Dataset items
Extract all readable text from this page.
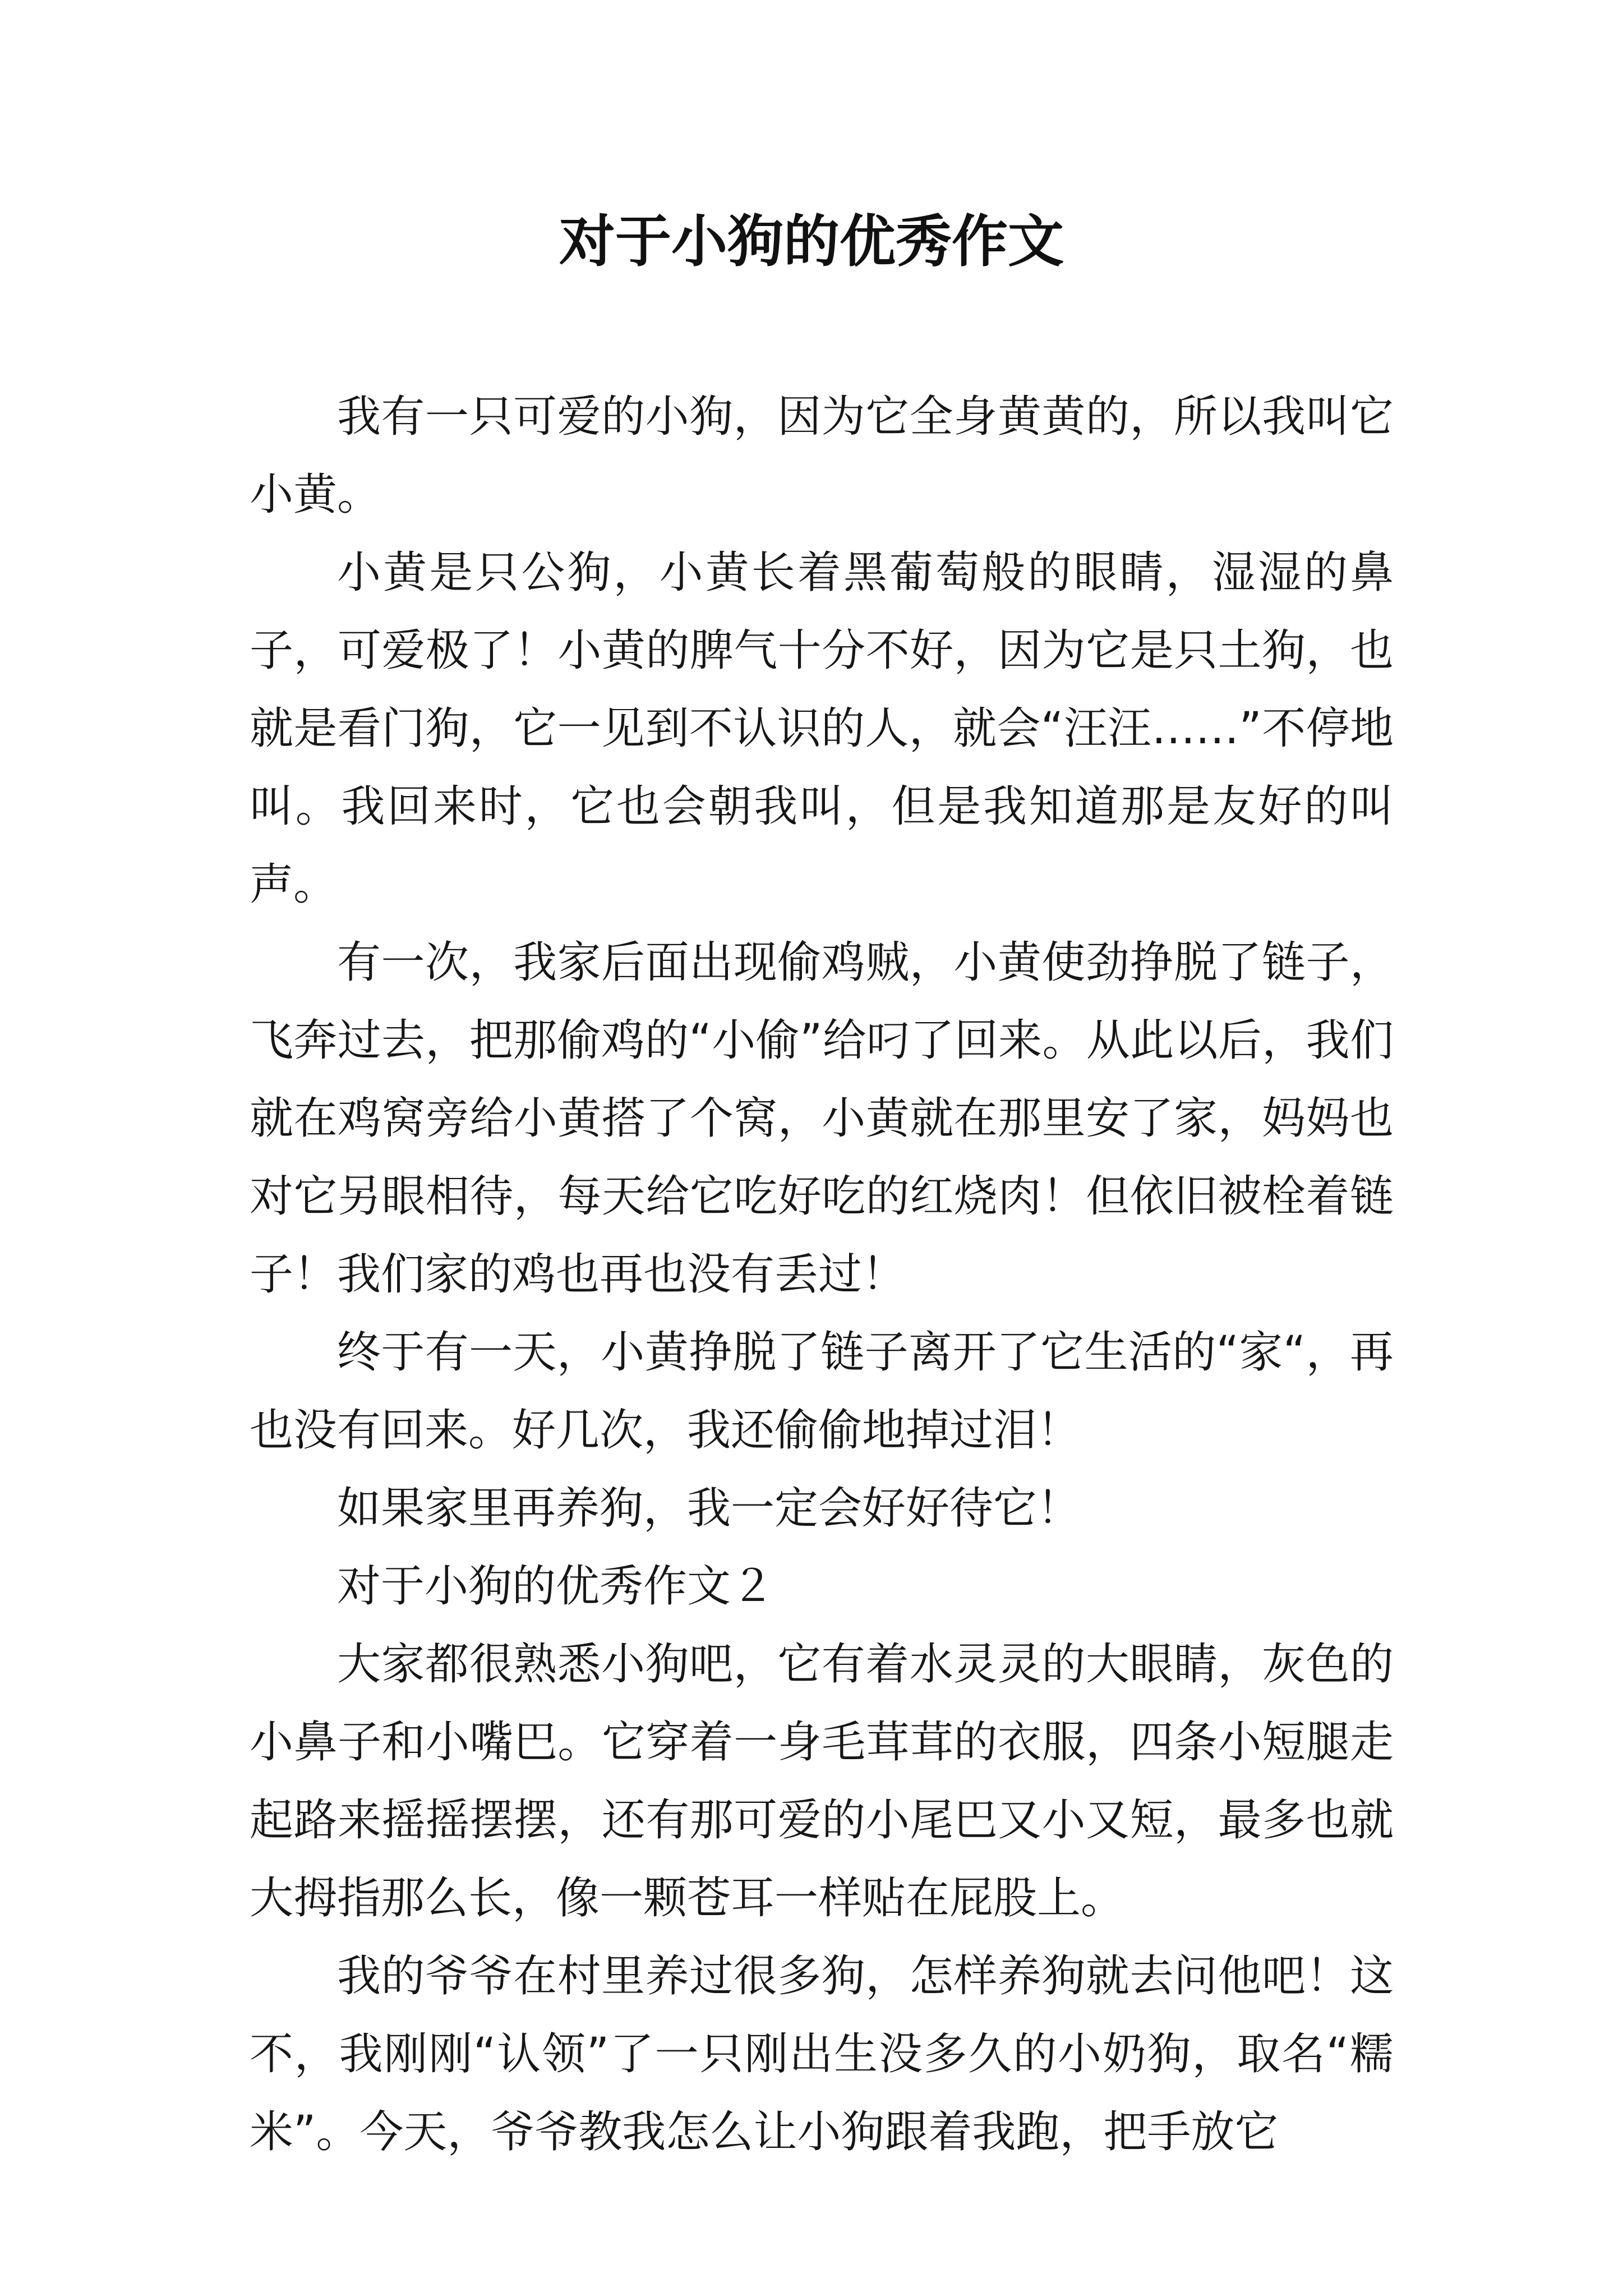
对于小狗的优秀作文

我有一只可爱的小狗，因为它全身黄黄的，所以我叫它小黄。

小黄是只公狗，小黄长着黑葡萄般的眼睛，湿湿的鼻子，可爱极了！小黄的脾气十分不好，因为它是只土狗，也就是看门狗，它一见到不认识的人，就会“汪汪……”不停地叫。我回来时，它也会朝我叫，但是我知道那是友好的叫声。

有一次，我家后面出现偷鸡贼，小黄使劲挣脱了链子，飞奔过去，把那偷鸡的“小偷”给叼了回来。从此以后，我们就在鸡窝旁给小黄搭了个窝，小黄就在那里安了家，妈妈也对它另眼相待，每天给它吃好吃的红烧肉！但依旧被栓着链子！我们家的鸡也再也没有丢过！

终于有一天，小黄挣脱了链子离开了它生活的“家“，再也没有回来。好几次，我还偷偷地掉过泪！

如果家里再养狗，我一定会好好待它！

对于小狗的优秀作文２

大家都很熟悉小狗吧，它有着水灵灵的大眼睛，灰色的小鼻子和小嘴巴。它穿着一身毛茸茸的衣服，四条小短腿走起路来摇摇摆摆，还有那可爱的小尾巴又小又短，最多也就大拇指那么长，像一颗苍耳一样贴在屁股上。

我的爷爷在村里养过很多狗，怎样养狗就去问他吧！这不，我刚刚“认领”了一只刚出生没多久的小奶狗，取名“糯米”。今天，爷爷教我怎么让小狗跟着我跑，把手放它
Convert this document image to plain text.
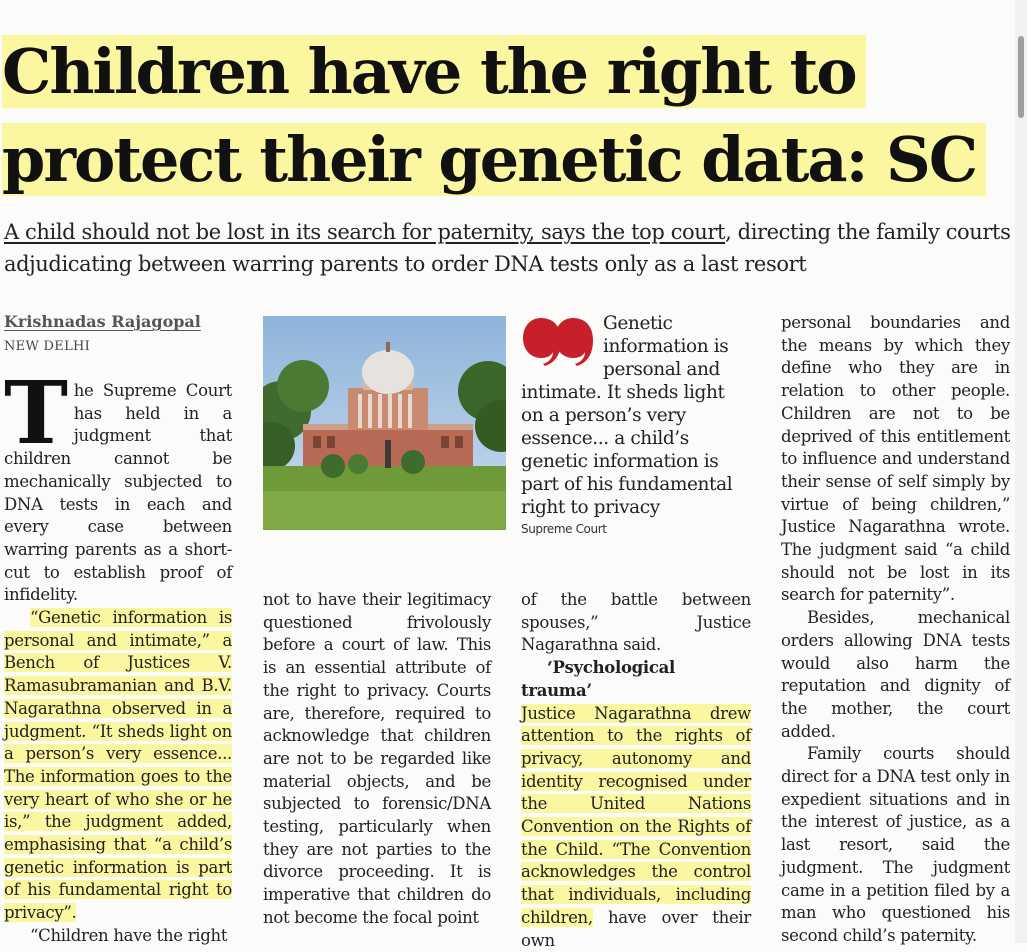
Children have the right to
protect their genetic data: SC
A child should not be lost in its search for paternity, says the top court, directing the family courts adjudicating between warring parents to order DNA tests only as a last resort
Krishnadas Rajagopal
NEW DELHI

The Supreme Court has held in a judgment that children cannot be mechanically subjected to DNA tests in each and every case between warring parents as a short-cut to establish proof of infidelity.

“Genetic information is personal and intimate,” a Bench of Justices V. Ramasubramanian and B.V. Nagarathna observed in a judgment. “It sheds light on a person’s very essence... The information goes to the very heart of who she or he is,” the judgment added, emphasising that “a child’s genetic information is part of his fundamental right to privacy”.

“Children have the right

Genetic information is personal and intimate. It sheds light on a person’s very essence... a child’s genetic information is part of his fundamental right to privacy
Supreme Court

not to have their legitimacy questioned frivolously before a court of law. This is an essential attribute of the right to privacy. Courts are, therefore, required to acknowledge that children are not to be regarded like material objects, and be subjected to forensic/DNA testing, particularly when they are not parties to the divorce proceeding. It is imperative that children do not become the focal point

of the battle between spouses,” Justice Nagarathna said.

‘Psychological trauma’

Justice Nagarathna drew attention to the rights of privacy, autonomy and identity recognised under the United Nations Convention on the Rights of the Child. “The Convention acknowledges the control that individuals, including children, have over their own

personal boundaries and the means by which they define who they are in relation to other people. Children are not to be deprived of this entitlement to influence and understand their sense of self simply by virtue of being children,” Justice Nagarathna wrote. The judgment said “a child should not be lost in its search for paternity”.

Besides, mechanical orders allowing DNA tests would also harm the reputation and dignity of the mother, the court added.

Family courts should direct for a DNA test only in expedient situations and in the interest of justice, as a last resort, said the judgment. The judgment came in a petition filed by a man who questioned his second child’s paternity.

| Exercise details |
Nothing in the entries above should change when they are printed again, except that the pictures are dropped.

| Problem solution |
Extract all readable text from this page.
对于小狗的优秀作文

我有一只可爱的小狗，因为它全身黄黄的，所以我叫它小黄。

小黄是只公狗，小黄长着黑葡萄般的眼睛，湿湿的鼻子，可爱极了！小黄的脾气十分不好，因为它是只土狗，也就是看门狗，它一见到不认识的人，就会“汪汪……”不停地叫。我回来时，它也会朝我叫，但是我知道那是友好的叫声。

有一次，我家后面出现偷鸡贼，小黄使劲挣脱了链子，飞奔过去，把那偷鸡的“小偷”给叼了回来。从此以后，我们就在鸡窝旁给小黄搭了个窝，小黄就在那里安了家，妈妈也对它另眼相待，每天给它吃好吃的红烧肉！但依旧被栓着链子！我们家的鸡也再也没有丢过！

终于有一天，小黄挣脱了链子离开了它生活的“家“，再也没有回来。好几次，我还偷偷地掉过泪！

如果家里再养狗，我一定会好好待它！

对于小狗的优秀作文２

大家都很熟悉小狗吧，它有着水灵灵的大眼睛，灰色的小鼻子和小嘴巴。它穿着一身毛茸茸的衣服，四条小短腿走起路来摇摇摆摆，还有那可爱的小尾巴又小又短，最多也就大拇指那么长，像一颗苍耳一样贴在屁股上。

我的爷爷在村里养过很多狗，怎样养狗就去问他吧！这不，我刚刚“认领”了一只刚出生没多久的小奶狗，取名“糯米”。今天，爷爷教我怎么让小狗跟着我跑，把手放它
Convert this document image to plain text.
Children have the right to
protect their genetic data: SC
A child should not be lost in its search for paternity, says the top court, directing the family courts adjudicating between warring parents to order DNA tests only as a last resort
Krishnadas Rajagopal
NEW DELHI

The Supreme Court has held in a judgment that children cannot be mechanically subjected to DNA tests in each and every case between warring parents as a short-cut to establish proof of infidelity.

“Genetic information is personal and intimate,” a Bench of Justices V. Ramasubramanian and B.V. Nagarathna observed in a judgment. “It sheds light on a person’s very essence... The information goes to the very heart of who she or he is,” the judgment added, emphasising that “a child’s genetic information is part of his fundamental right to privacy”.

“Children have the right

Genetic information is personal and intimate. It sheds light on a person’s very essence... a child’s genetic information is part of his fundamental right to privacy
Supreme Court

not to have their legitimacy questioned frivolously before a court of law. This is an essential attribute of the right to privacy. Courts are, therefore, required to acknowledge that children are not to be regarded like material objects, and be subjected to forensic/DNA testing, particularly when they are not parties to the divorce proceeding. It is imperative that children do not become the focal point

of the battle between spouses,” Justice Nagarathna said.

‘Psychological trauma’

Justice Nagarathna drew attention to the rights of privacy, autonomy and identity recognised under the United Nations Convention on the Rights of the Child. “The Convention acknowledges the control that individuals, including children, have over their own

personal boundaries and the means by which they define who they are in relation to other people. Children are not to be deprived of this entitlement to influence and understand their sense of self simply by virtue of being children,” Justice Nagarathna wrote. The judgment said “a child should not be lost in its search for paternity”.

Besides, mechanical orders allowing DNA tests would also harm the reputation and dignity of the mother, the court added.

Family courts should direct for a DNA test only in expedient situations and in the interest of justice, as a last resort, said the judgment. The judgment came in a petition filed by a man who questioned his second child’s paternity.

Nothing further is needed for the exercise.